### Problem to solve
Check every line of the entries that follow, and copy the ones containing "name".

### Supplied data

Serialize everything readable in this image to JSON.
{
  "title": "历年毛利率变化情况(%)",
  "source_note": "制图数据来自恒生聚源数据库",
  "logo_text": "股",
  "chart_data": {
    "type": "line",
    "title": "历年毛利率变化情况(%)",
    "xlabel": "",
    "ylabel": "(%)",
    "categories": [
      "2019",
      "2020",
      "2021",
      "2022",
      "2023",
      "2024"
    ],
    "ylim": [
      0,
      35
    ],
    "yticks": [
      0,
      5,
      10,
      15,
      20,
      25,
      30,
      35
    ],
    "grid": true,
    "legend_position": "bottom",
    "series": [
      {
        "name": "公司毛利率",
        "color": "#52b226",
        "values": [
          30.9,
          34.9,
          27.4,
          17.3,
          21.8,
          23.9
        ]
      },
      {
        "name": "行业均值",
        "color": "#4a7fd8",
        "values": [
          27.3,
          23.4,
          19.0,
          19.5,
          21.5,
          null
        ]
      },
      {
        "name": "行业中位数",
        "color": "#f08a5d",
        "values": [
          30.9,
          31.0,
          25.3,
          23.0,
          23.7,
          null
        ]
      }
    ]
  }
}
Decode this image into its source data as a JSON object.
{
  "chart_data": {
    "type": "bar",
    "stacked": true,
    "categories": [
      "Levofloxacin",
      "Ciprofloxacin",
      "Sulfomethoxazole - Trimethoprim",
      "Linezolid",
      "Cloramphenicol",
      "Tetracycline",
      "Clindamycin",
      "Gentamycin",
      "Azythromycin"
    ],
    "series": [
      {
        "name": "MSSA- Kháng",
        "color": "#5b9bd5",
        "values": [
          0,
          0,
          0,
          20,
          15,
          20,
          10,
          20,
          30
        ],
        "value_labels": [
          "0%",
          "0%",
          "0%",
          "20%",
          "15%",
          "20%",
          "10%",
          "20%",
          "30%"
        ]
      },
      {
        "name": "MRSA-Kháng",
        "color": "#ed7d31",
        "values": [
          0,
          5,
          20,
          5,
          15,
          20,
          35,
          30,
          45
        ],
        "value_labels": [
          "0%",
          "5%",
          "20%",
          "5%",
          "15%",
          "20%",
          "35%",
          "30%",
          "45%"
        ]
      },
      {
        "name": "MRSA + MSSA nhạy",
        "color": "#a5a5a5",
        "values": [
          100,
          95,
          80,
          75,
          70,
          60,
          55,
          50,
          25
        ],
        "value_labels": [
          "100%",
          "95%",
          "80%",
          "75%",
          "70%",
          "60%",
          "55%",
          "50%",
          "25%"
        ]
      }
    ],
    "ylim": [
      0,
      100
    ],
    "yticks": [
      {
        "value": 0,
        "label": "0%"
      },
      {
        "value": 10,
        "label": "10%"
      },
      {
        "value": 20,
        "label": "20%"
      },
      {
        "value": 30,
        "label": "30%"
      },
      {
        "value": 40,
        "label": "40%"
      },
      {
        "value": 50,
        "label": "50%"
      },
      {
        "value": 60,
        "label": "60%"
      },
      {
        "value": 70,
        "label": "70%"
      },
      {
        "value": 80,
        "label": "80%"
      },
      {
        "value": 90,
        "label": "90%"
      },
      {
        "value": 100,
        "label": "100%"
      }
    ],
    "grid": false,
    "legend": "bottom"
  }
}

### Output below
        "name": "公司毛利率",
        "name": "行业均值",
        "name": "行业中位数",
        "name": "MSSA- Kháng",
        "name": "MRSA-Kháng",
        "name": "MRSA + MSSA nhạy",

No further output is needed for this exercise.